__Job__:
Select each line where the word "that" appears.

Extracted data entries
^^^^^^^^

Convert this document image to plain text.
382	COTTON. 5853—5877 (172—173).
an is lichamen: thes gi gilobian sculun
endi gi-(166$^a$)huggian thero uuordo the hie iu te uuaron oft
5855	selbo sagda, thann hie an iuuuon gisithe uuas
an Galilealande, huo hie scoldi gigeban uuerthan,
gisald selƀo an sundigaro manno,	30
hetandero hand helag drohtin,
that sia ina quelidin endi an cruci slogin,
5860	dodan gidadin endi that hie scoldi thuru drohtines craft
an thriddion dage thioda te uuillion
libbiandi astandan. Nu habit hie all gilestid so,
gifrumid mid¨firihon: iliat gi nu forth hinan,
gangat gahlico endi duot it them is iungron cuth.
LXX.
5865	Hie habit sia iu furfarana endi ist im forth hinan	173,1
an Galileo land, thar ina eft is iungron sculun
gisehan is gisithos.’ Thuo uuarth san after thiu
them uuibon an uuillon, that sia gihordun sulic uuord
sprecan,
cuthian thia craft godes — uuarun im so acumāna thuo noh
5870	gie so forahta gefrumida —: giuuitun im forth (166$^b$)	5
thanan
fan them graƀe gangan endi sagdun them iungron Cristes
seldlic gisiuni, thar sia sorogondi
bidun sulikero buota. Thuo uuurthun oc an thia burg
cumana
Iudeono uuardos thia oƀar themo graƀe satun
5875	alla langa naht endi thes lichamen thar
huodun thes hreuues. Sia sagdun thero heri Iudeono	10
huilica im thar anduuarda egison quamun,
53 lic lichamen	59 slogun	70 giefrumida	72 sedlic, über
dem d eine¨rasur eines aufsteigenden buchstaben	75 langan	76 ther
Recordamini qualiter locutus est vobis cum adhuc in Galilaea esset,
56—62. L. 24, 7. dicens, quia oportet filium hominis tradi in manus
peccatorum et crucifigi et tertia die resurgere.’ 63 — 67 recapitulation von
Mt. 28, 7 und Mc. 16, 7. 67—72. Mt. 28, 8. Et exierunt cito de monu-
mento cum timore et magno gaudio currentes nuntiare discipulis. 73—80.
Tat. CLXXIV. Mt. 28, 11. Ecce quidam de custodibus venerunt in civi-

^^^^^^^^

__Result__:
that sia ina quelidin endi an cruci slogin,
5860	dodan gidadin endi that hie scoldi thuru drohtines craft
them uuibon an uuillon, that sia gihordun sulic uuord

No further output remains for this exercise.